§ **Requirements**: Retype the whole listing, please, keeping every line exact and dropping the pictures.
* * * *
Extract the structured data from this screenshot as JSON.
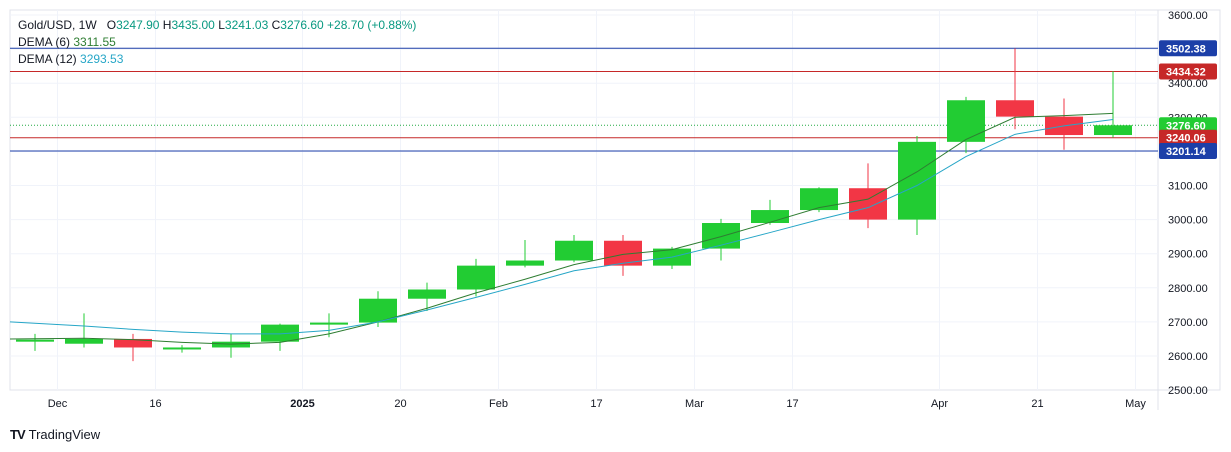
{
  "legend": {
    "symbol": "Gold/USD, 1W",
    "open_label": "O",
    "open": "3247.90",
    "high_label": "H",
    "high": "3435.00",
    "low_label": "L",
    "low": "3241.03",
    "close_label": "C",
    "close": "3276.60",
    "change": "+28.70 (+0.88%)",
    "dema6_label": "DEMA (6)",
    "dema6_value": "3311.55",
    "dema12_label": "DEMA (12)",
    "dema12_value": "3293.53"
  },
  "brand": {
    "logo": "TV",
    "name": "TradingView"
  },
  "colors": {
    "up": "#22cc33",
    "down": "#f23645",
    "dema6": "#2e7d32",
    "dema12": "#26a6c7",
    "line_blue": "#1c3fa8",
    "line_red": "#c62828",
    "close_line": "#22aa44"
  },
  "chart_data": {
    "type": "candlestick",
    "y_ticks": [
      "3600.00",
      "3500.00",
      "3400.00",
      "3300.00",
      "3200.00",
      "3100.00",
      "3000.00",
      "2900.00",
      "2800.00",
      "2700.00",
      "2600.00",
      "2500.00"
    ],
    "ylim": [
      2500,
      3600
    ],
    "x_ticks": [
      {
        "label": "Dec",
        "index": 0.5
      },
      {
        "label": "16",
        "index": 2.5
      },
      {
        "label": "2025",
        "index": 5.5
      },
      {
        "label": "20",
        "index": 7.5
      },
      {
        "label": "Feb",
        "index": 9.5
      },
      {
        "label": "17",
        "index": 11.5
      },
      {
        "label": "Mar",
        "index": 13.5
      },
      {
        "label": "17",
        "index": 15.5
      },
      {
        "label": "Apr",
        "index": 18.5
      },
      {
        "label": "21",
        "index": 20.5
      },
      {
        "label": "May",
        "index": 22.5
      }
    ],
    "candles": [
      {
        "o": 2642,
        "h": 2665,
        "l": 2615,
        "c": 2648
      },
      {
        "o": 2636,
        "h": 2725,
        "l": 2625,
        "c": 2650
      },
      {
        "o": 2650,
        "h": 2665,
        "l": 2585,
        "c": 2625
      },
      {
        "o": 2625,
        "h": 2632,
        "l": 2610,
        "c": 2625
      },
      {
        "o": 2625,
        "h": 2665,
        "l": 2595,
        "c": 2642
      },
      {
        "o": 2642,
        "h": 2695,
        "l": 2615,
        "c": 2692
      },
      {
        "o": 2692,
        "h": 2725,
        "l": 2655,
        "c": 2698
      },
      {
        "o": 2698,
        "h": 2790,
        "l": 2685,
        "c": 2768
      },
      {
        "o": 2768,
        "h": 2815,
        "l": 2732,
        "c": 2795
      },
      {
        "o": 2795,
        "h": 2885,
        "l": 2775,
        "c": 2865
      },
      {
        "o": 2865,
        "h": 2940,
        "l": 2860,
        "c": 2880
      },
      {
        "o": 2880,
        "h": 2955,
        "l": 2875,
        "c": 2938
      },
      {
        "o": 2938,
        "h": 2955,
        "l": 2835,
        "c": 2865
      },
      {
        "o": 2865,
        "h": 2920,
        "l": 2855,
        "c": 2915
      },
      {
        "o": 2915,
        "h": 3002,
        "l": 2880,
        "c": 2990
      },
      {
        "o": 2990,
        "h": 3058,
        "l": 2985,
        "c": 3028
      },
      {
        "o": 3028,
        "h": 3095,
        "l": 3022,
        "c": 3092
      },
      {
        "o": 3092,
        "h": 3165,
        "l": 2975,
        "c": 3000
      },
      {
        "o": 3000,
        "h": 3245,
        "l": 2955,
        "c": 3228
      },
      {
        "o": 3228,
        "h": 3360,
        "l": 3195,
        "c": 3350
      },
      {
        "o": 3350,
        "h": 3502,
        "l": 3265,
        "c": 3302
      },
      {
        "o": 3302,
        "h": 3355,
        "l": 3205,
        "c": 3248
      },
      {
        "o": 3248,
        "h": 3435,
        "l": 3241,
        "c": 3276.6
      }
    ],
    "series": [
      {
        "name": "DEMA (6)",
        "values": [
          2650,
          2652,
          2648,
          2640,
          2635,
          2640,
          2665,
          2700,
          2740,
          2785,
          2825,
          2868,
          2898,
          2912,
          2950,
          2992,
          3035,
          3060,
          3140,
          3235,
          3300,
          3305,
          3311.55
        ]
      },
      {
        "name": "DEMA (12)",
        "values": [
          2700,
          2688,
          2678,
          2670,
          2665,
          2665,
          2675,
          2700,
          2735,
          2772,
          2810,
          2850,
          2872,
          2890,
          2925,
          2962,
          3000,
          3035,
          3100,
          3185,
          3250,
          3275,
          3293.53
        ]
      }
    ],
    "price_lines": [
      {
        "value": 3502.38,
        "label": "3502.38",
        "color": "line_blue"
      },
      {
        "value": 3434.32,
        "label": "3434.32",
        "color": "line_red"
      },
      {
        "value": 3276.6,
        "label": "3276.60",
        "color": "close_line"
      },
      {
        "value": 3240.06,
        "label": "3240.06",
        "color": "line_red"
      },
      {
        "value": 3201.14,
        "label": "3201.14",
        "color": "line_blue"
      }
    ]
  }
}
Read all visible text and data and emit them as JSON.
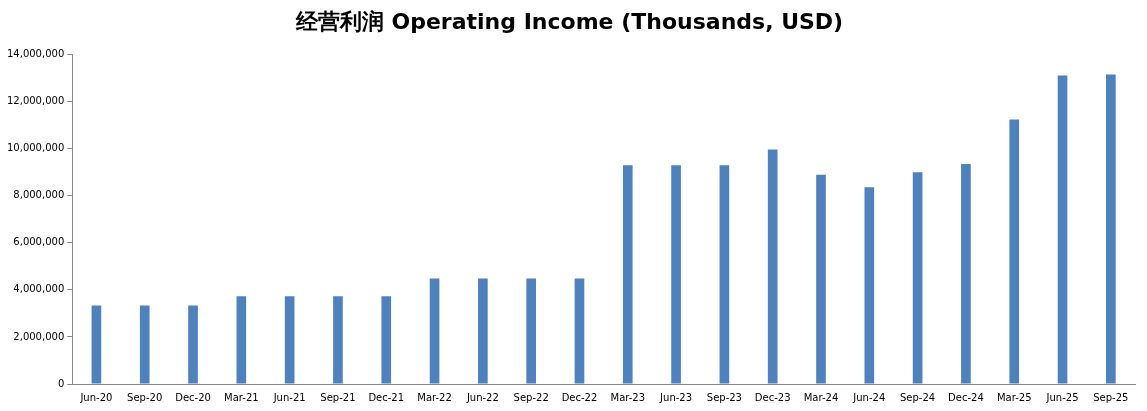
{
  "chart_data": {
    "type": "bar",
    "title": "经营利润 Operating Income (Thousands, USD)",
    "categories": [
      "Jun-20",
      "Sep-20",
      "Dec-20",
      "Mar-21",
      "Jun-21",
      "Sep-21",
      "Dec-21",
      "Mar-22",
      "Jun-22",
      "Sep-22",
      "Dec-22",
      "Mar-23",
      "Jun-23",
      "Sep-23",
      "Dec-23",
      "Mar-24",
      "Jun-24",
      "Sep-24",
      "Dec-24",
      "Mar-25",
      "Jun-25",
      "Sep-25"
    ],
    "values": [
      3330000,
      3330000,
      3330000,
      3730000,
      3730000,
      3730000,
      3730000,
      4480000,
      4480000,
      4480000,
      4480000,
      9290000,
      9290000,
      9290000,
      9960000,
      8890000,
      8360000,
      8990000,
      9340000,
      11230000,
      13100000,
      13150000
    ],
    "color": "#4f81bd",
    "ylim": [
      0,
      14000000
    ],
    "yticks": [
      {
        "value": 0,
        "label": "0"
      },
      {
        "value": 2000000,
        "label": "2,000,000"
      },
      {
        "value": 4000000,
        "label": "4,000,000"
      },
      {
        "value": 6000000,
        "label": "6,000,000"
      },
      {
        "value": 8000000,
        "label": "8,000,000"
      },
      {
        "value": 10000000,
        "label": "10,000,000"
      },
      {
        "value": 12000000,
        "label": "12,000,000"
      },
      {
        "value": 14000000,
        "label": "14,000,000"
      }
    ],
    "grid": false,
    "legend": false
  }
}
* * * *
§ **Task response**:
Extract the structured data from this screenshot as JSON.
{
  "legend": {
    "symbol": "Gold/USD, 1W",
    "open_label": "O",
    "open": "3247.90",
    "high_label": "H",
    "high": "3435.00",
    "low_label": "L",
    "low": "3241.03",
    "close_label": "C",
    "close": "3276.60",
    "change": "+28.70 (+0.88%)",
    "dema6_label": "DEMA (6)",
    "dema6_value": "3311.55",
    "dema12_label": "DEMA (12)",
    "dema12_value": "3293.53"
  },
  "brand": {
    "logo": "TV",
    "name": "TradingView"
  },
  "colors": {
    "up": "#22cc33",
    "down": "#f23645",
    "dema6": "#2e7d32",
    "dema12": "#26a6c7",
    "line_blue": "#1c3fa8",
    "line_red": "#c62828",
    "close_line": "#22aa44"
  },
  "chart_data": {
    "type": "candlestick",
    "y_ticks": [
      "3600.00",
      "3500.00",
      "3400.00",
      "3300.00",
      "3200.00",
      "3100.00",
      "3000.00",
      "2900.00",
      "2800.00",
      "2700.00",
      "2600.00",
      "2500.00"
    ],
    "ylim": [
      2500,
      3600
    ],
    "x_ticks": [
      {
        "label": "Dec",
        "index": 0.5
      },
      {
        "label": "16",
        "index": 2.5
      },
      {
        "label": "2025",
        "index": 5.5
      },
      {
        "label": "20",
        "index": 7.5
      },
      {
        "label": "Feb",
        "index": 9.5
      },
      {
        "label": "17",
        "index": 11.5
      },
      {
        "label": "Mar",
        "index": 13.5
      },
      {
        "label": "17",
        "index": 15.5
      },
      {
        "label": "Apr",
        "index": 18.5
      },
      {
        "label": "21",
        "index": 20.5
      },
      {
        "label": "May",
        "index": 22.5
      }
    ],
    "candles": [
      {
        "o": 2642,
        "h": 2665,
        "l": 2615,
        "c": 2648
      },
      {
        "o": 2636,
        "h": 2725,
        "l": 2625,
        "c": 2650
      },
      {
        "o": 2650,
        "h": 2665,
        "l": 2585,
        "c": 2625
      },
      {
        "o": 2625,
        "h": 2632,
        "l": 2610,
        "c": 2625
      },
      {
        "o": 2625,
        "h": 2665,
        "l": 2595,
        "c": 2642
      },
      {
        "o": 2642,
        "h": 2695,
        "l": 2615,
        "c": 2692
      },
      {
        "o": 2692,
        "h": 2725,
        "l": 2655,
        "c": 2698
      },
      {
        "o": 2698,
        "h": 2790,
        "l": 2685,
        "c": 2768
      },
      {
        "o": 2768,
        "h": 2815,
        "l": 2732,
        "c": 2795
      },
      {
        "o": 2795,
        "h": 2885,
        "l": 2775,
        "c": 2865
      },
      {
        "o": 2865,
        "h": 2940,
        "l": 2860,
        "c": 2880
      },
      {
        "o": 2880,
        "h": 2955,
        "l": 2875,
        "c": 2938
      },
      {
        "o": 2938,
        "h": 2955,
        "l": 2835,
        "c": 2865
      },
      {
        "o": 2865,
        "h": 2920,
        "l": 2855,
        "c": 2915
      },
      {
        "o": 2915,
        "h": 3002,
        "l": 2880,
        "c": 2990
      },
      {
        "o": 2990,
        "h": 3058,
        "l": 2985,
        "c": 3028
      },
      {
        "o": 3028,
        "h": 3095,
        "l": 3022,
        "c": 3092
      },
      {
        "o": 3092,
        "h": 3165,
        "l": 2975,
        "c": 3000
      },
      {
        "o": 3000,
        "h": 3245,
        "l": 2955,
        "c": 3228
      },
      {
        "o": 3228,
        "h": 3360,
        "l": 3195,
        "c": 3350
      },
      {
        "o": 3350,
        "h": 3502,
        "l": 3265,
        "c": 3302
      },
      {
        "o": 3302,
        "h": 3355,
        "l": 3205,
        "c": 3248
      },
      {
        "o": 3248,
        "h": 3435,
        "l": 3241,
        "c": 3276.6
      }
    ],
    "series": [
      {
        "name": "DEMA (6)",
        "values": [
          2650,
          2652,
          2648,
          2640,
          2635,
          2640,
          2665,
          2700,
          2740,
          2785,
          2825,
          2868,
          2898,
          2912,
          2950,
          2992,
          3035,
          3060,
          3140,
          3235,
          3300,
          3305,
          3311.55
        ]
      },
      {
        "name": "DEMA (12)",
        "values": [
          2700,
          2688,
          2678,
          2670,
          2665,
          2665,
          2675,
          2700,
          2735,
          2772,
          2810,
          2850,
          2872,
          2890,
          2925,
          2962,
          3000,
          3035,
          3100,
          3185,
          3250,
          3275,
          3293.53
        ]
      }
    ],
    "price_lines": [
      {
        "value": 3502.38,
        "label": "3502.38",
        "color": "line_blue"
      },
      {
        "value": 3434.32,
        "label": "3434.32",
        "color": "line_red"
      },
      {
        "value": 3276.6,
        "label": "3276.60",
        "color": "close_line"
      },
      {
        "value": 3240.06,
        "label": "3240.06",
        "color": "line_red"
      },
      {
        "value": 3201.14,
        "label": "3201.14",
        "color": "line_blue"
      }
    ]
  }
}
Read all visible text and data and emit them as JSON.
{
  "chart_data": {
    "type": "bar",
    "title": "经营利润 Operating Income (Thousands, USD)",
    "categories": [
      "Jun-20",
      "Sep-20",
      "Dec-20",
      "Mar-21",
      "Jun-21",
      "Sep-21",
      "Dec-21",
      "Mar-22",
      "Jun-22",
      "Sep-22",
      "Dec-22",
      "Mar-23",
      "Jun-23",
      "Sep-23",
      "Dec-23",
      "Mar-24",
      "Jun-24",
      "Sep-24",
      "Dec-24",
      "Mar-25",
      "Jun-25",
      "Sep-25"
    ],
    "values": [
      3330000,
      3330000,
      3330000,
      3730000,
      3730000,
      3730000,
      3730000,
      4480000,
      4480000,
      4480000,
      4480000,
      9290000,
      9290000,
      9290000,
      9960000,
      8890000,
      8360000,
      8990000,
      9340000,
      11230000,
      13100000,
      13150000
    ],
    "color": "#4f81bd",
    "ylim": [
      0,
      14000000
    ],
    "yticks": [
      {
        "value": 0,
        "label": "0"
      },
      {
        "value": 2000000,
        "label": "2,000,000"
      },
      {
        "value": 4000000,
        "label": "4,000,000"
      },
      {
        "value": 6000000,
        "label": "6,000,000"
      },
      {
        "value": 8000000,
        "label": "8,000,000"
      },
      {
        "value": 10000000,
        "label": "10,000,000"
      },
      {
        "value": 12000000,
        "label": "12,000,000"
      },
      {
        "value": 14000000,
        "label": "14,000,000"
      }
    ],
    "grid": false,
    "legend": false
  }
}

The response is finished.